▸ **Challenge**:
Extract every line below, verbatim.
# START OF Given records
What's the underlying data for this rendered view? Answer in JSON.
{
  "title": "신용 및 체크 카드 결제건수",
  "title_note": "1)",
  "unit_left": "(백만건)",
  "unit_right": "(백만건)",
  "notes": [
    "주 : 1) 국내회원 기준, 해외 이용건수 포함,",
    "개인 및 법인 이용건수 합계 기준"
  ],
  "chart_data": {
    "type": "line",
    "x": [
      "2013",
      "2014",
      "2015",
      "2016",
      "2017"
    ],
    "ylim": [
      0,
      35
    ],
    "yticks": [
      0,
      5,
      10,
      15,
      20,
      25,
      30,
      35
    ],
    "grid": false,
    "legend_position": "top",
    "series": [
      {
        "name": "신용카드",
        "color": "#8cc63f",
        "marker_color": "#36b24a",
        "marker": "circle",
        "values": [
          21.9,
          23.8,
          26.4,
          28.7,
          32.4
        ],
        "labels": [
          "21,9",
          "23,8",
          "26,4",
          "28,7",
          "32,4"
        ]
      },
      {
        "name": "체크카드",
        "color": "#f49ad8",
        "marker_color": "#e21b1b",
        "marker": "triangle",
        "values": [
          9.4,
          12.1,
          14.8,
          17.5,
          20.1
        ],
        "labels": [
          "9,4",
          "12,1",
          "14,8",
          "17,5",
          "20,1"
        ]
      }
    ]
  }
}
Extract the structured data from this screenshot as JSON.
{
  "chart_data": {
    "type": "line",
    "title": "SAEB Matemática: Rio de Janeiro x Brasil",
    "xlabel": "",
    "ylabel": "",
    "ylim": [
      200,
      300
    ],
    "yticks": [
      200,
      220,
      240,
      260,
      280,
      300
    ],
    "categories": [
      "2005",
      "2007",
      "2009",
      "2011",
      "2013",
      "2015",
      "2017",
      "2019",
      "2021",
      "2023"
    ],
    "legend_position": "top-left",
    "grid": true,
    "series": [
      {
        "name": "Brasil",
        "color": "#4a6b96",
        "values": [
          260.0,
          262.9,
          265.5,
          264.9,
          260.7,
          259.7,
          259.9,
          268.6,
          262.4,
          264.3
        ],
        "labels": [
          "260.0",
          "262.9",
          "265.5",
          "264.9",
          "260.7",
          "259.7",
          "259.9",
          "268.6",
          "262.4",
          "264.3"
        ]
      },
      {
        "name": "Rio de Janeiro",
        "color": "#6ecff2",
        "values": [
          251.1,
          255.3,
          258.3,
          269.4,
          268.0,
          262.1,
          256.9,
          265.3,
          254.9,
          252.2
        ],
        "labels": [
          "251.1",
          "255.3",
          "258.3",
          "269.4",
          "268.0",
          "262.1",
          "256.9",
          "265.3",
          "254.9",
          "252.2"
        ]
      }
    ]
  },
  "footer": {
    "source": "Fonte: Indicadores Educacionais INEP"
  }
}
# END OF Given records
▸ **Response to the exercise**:
What's the underlying data for this rendered view? Answer in JSON.
{
  "title": "신용 및 체크 카드 결제건수",
  "title_note": "1)",
  "unit_left": "(백만건)",
  "unit_right": "(백만건)",
  "notes": [
    "주 : 1) 국내회원 기준, 해외 이용건수 포함,",
    "개인 및 법인 이용건수 합계 기준"
  ],
  "chart_data": {
    "type": "line",
    "x": [
      "2013",
      "2014",
      "2015",
      "2016",
      "2017"
    ],
    "ylim": [
      0,
      35
    ],
    "yticks": [
      0,
      5,
      10,
      15,
      20,
      25,
      30,
      35
    ],
    "grid": false,
    "legend_position": "top",
    "series": [
      {
        "name": "신용카드",
        "color": "#8cc63f",
        "marker_color": "#36b24a",
        "marker": "circle",
        "values": [
          21.9,
          23.8,
          26.4,
          28.7,
          32.4
        ],
        "labels": [
          "21,9",
          "23,8",
          "26,4",
          "28,7",
          "32,4"
        ]
      },
      {
        "name": "체크카드",
        "color": "#f49ad8",
        "marker_color": "#e21b1b",
        "marker": "triangle",
        "values": [
          9.4,
          12.1,
          14.8,
          17.5,
          20.1
        ],
        "labels": [
          "9,4",
          "12,1",
          "14,8",
          "17,5",
          "20,1"
        ]
      }
    ]
  }
}
Extract the structured data from this screenshot as JSON.
{
  "chart_data": {
    "type": "line",
    "title": "SAEB Matemática: Rio de Janeiro x Brasil",
    "xlabel": "",
    "ylabel": "",
    "ylim": [
      200,
      300
    ],
    "yticks": [
      200,
      220,
      240,
      260,
      280,
      300
    ],
    "categories": [
      "2005",
      "2007",
      "2009",
      "2011",
      "2013",
      "2015",
      "2017",
      "2019",
      "2021",
      "2023"
    ],
    "legend_position": "top-left",
    "grid": true,
    "series": [
      {
        "name": "Brasil",
        "color": "#4a6b96",
        "values": [
          260.0,
          262.9,
          265.5,
          264.9,
          260.7,
          259.7,
          259.9,
          268.6,
          262.4,
          264.3
        ],
        "labels": [
          "260.0",
          "262.9",
          "265.5",
          "264.9",
          "260.7",
          "259.7",
          "259.9",
          "268.6",
          "262.4",
          "264.3"
        ]
      },
      {
        "name": "Rio de Janeiro",
        "color": "#6ecff2",
        "values": [
          251.1,
          255.3,
          258.3,
          269.4,
          268.0,
          262.1,
          256.9,
          265.3,
          254.9,
          252.2
        ],
        "labels": [
          "251.1",
          "255.3",
          "258.3",
          "269.4",
          "268.0",
          "262.1",
          "256.9",
          "265.3",
          "254.9",
          "252.2"
        ]
      }
    ]
  },
  "footer": {
    "source": "Fonte: Indicadores Educacionais INEP"
  }
}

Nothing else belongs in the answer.